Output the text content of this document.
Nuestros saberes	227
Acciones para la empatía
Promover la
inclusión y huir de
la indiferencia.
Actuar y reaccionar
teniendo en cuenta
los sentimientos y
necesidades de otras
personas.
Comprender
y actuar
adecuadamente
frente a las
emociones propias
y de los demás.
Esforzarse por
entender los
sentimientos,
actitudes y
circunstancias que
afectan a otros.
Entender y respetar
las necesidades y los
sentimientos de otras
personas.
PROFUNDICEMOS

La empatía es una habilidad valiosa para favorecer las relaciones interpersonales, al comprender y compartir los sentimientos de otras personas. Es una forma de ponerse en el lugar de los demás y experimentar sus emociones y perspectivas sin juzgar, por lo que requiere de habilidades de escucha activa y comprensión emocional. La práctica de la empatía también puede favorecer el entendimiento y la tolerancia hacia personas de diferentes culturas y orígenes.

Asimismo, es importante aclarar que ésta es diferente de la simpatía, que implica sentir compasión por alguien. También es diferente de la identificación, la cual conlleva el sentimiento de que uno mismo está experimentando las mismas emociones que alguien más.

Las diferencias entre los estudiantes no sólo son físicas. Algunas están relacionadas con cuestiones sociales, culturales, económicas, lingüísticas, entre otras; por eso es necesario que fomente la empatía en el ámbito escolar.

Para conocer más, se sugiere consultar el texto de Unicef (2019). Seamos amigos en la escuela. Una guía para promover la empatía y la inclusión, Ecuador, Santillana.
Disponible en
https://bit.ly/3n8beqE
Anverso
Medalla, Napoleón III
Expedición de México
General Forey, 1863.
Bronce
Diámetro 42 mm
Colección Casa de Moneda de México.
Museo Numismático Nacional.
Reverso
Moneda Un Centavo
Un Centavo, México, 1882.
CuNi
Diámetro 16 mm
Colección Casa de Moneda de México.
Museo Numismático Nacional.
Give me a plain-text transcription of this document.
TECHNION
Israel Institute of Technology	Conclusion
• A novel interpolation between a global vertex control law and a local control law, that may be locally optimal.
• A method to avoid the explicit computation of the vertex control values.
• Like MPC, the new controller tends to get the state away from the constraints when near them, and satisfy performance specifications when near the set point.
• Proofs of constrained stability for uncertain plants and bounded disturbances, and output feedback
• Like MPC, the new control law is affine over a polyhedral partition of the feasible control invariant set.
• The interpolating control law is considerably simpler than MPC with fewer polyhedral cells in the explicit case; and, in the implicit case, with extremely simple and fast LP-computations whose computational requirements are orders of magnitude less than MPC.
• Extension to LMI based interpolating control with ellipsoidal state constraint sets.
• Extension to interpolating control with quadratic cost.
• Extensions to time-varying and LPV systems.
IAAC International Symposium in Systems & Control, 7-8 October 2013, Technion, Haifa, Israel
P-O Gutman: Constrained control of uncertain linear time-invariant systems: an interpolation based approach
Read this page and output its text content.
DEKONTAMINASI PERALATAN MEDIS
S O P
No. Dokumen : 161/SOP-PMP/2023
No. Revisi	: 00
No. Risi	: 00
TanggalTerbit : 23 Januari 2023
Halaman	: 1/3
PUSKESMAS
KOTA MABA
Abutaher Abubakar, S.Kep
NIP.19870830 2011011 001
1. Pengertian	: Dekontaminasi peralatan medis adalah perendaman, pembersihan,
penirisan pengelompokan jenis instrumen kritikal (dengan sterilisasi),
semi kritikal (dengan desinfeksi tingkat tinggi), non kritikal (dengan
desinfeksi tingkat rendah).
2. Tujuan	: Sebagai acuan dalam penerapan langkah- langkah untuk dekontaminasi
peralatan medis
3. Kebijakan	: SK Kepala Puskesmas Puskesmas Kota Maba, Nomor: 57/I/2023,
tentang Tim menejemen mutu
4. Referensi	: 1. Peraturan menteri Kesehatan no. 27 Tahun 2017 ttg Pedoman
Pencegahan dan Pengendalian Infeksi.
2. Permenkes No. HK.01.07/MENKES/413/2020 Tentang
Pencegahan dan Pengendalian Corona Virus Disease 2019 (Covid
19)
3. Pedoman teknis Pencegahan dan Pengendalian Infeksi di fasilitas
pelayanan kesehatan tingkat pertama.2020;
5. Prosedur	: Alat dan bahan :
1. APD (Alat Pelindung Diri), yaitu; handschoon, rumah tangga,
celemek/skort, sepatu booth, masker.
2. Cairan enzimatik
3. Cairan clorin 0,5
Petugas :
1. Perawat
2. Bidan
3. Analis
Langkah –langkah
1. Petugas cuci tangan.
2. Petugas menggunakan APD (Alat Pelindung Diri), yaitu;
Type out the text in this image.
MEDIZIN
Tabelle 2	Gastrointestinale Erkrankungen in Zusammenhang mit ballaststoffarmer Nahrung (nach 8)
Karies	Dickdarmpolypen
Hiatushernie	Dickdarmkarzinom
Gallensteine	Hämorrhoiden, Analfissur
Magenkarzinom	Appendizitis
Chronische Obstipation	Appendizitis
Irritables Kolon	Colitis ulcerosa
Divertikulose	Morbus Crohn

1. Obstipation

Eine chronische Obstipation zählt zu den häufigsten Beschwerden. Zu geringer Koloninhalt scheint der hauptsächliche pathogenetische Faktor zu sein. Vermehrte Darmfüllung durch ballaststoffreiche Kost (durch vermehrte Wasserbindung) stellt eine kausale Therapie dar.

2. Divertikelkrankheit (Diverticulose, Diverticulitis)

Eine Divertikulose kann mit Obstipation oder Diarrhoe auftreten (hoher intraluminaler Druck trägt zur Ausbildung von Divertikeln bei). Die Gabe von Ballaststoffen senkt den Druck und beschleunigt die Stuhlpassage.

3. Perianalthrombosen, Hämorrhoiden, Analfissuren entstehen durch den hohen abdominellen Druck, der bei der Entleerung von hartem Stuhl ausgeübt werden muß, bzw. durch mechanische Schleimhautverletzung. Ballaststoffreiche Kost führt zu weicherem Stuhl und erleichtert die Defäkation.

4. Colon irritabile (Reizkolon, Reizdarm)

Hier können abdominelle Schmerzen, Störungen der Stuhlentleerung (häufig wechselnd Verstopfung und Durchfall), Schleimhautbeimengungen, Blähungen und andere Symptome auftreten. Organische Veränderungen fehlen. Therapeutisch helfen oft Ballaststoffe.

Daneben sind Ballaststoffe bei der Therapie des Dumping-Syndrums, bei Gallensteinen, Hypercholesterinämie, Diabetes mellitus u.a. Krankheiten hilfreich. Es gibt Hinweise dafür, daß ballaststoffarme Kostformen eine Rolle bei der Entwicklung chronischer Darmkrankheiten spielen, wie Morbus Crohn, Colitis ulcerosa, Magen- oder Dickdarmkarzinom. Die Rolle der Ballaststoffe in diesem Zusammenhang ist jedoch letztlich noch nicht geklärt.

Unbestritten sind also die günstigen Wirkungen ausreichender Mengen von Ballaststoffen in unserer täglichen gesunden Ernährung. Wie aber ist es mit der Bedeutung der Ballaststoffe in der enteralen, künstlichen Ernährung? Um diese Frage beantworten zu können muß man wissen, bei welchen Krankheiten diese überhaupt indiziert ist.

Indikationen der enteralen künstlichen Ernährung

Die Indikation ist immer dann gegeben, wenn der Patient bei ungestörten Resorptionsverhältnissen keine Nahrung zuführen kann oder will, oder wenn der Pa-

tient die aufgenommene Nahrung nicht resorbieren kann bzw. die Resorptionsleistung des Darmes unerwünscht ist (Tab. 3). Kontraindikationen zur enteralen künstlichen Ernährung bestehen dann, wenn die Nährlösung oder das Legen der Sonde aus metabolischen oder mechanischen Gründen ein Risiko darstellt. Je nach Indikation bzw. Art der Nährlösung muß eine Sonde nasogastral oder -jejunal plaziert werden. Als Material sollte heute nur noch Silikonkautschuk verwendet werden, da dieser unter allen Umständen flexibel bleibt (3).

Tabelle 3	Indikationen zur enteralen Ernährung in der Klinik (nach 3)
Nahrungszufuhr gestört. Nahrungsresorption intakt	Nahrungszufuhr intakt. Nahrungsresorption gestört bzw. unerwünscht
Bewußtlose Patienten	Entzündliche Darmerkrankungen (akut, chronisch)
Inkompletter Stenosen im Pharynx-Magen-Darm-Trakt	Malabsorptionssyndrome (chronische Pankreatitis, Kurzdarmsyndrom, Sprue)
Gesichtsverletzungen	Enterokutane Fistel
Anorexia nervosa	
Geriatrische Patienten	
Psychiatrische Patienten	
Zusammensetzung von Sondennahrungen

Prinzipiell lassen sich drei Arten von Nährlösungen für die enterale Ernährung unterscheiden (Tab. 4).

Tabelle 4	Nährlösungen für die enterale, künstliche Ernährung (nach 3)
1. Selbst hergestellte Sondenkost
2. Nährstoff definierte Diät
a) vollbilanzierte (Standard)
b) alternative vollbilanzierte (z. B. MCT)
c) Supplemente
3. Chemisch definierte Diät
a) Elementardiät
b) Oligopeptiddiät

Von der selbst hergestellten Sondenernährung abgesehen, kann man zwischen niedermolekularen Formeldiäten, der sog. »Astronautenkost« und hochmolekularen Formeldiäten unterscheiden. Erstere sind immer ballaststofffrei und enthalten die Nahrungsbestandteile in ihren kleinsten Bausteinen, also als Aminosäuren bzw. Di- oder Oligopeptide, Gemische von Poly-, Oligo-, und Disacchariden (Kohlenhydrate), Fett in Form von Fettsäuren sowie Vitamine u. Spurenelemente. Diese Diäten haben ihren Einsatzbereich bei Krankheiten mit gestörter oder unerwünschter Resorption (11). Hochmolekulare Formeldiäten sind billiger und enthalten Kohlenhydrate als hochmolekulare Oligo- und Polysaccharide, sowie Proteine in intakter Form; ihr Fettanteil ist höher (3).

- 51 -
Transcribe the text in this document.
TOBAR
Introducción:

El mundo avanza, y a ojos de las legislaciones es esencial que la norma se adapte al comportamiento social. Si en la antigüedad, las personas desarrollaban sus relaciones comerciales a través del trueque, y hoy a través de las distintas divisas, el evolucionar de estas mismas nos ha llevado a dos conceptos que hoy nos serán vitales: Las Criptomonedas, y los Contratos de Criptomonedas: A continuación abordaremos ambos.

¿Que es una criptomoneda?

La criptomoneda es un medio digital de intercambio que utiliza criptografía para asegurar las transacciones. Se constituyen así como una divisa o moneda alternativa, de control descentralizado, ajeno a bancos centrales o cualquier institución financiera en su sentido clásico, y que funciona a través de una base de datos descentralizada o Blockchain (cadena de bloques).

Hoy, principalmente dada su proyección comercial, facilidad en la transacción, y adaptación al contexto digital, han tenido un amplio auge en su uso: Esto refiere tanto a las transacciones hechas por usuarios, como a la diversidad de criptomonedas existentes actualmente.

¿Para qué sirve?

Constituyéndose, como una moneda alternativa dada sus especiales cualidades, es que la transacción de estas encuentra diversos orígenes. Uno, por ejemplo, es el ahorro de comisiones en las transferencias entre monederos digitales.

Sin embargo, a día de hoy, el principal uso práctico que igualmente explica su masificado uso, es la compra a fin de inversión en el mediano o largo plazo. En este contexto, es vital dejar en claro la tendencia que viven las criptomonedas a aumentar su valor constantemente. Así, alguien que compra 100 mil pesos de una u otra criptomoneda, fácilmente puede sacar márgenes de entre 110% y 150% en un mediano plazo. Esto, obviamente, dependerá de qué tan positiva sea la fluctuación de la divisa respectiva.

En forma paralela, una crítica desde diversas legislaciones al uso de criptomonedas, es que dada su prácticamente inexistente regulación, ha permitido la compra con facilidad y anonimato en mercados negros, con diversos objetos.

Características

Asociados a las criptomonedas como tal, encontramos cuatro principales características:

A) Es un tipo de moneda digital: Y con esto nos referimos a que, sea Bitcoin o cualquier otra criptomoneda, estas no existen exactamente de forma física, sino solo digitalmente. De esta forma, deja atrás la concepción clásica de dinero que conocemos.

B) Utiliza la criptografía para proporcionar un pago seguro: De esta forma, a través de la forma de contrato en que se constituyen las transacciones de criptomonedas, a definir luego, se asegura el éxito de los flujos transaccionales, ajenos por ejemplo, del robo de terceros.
==============================
# Work required
The response must contain each line above that holds the string "Diri".

# Solution to the exercise
1. APD (Alat Pelindung Diri), yaitu; handschoon, rumah tangga,
2. Petugas menggunakan APD (Alat Pelindung Diri), yaitu;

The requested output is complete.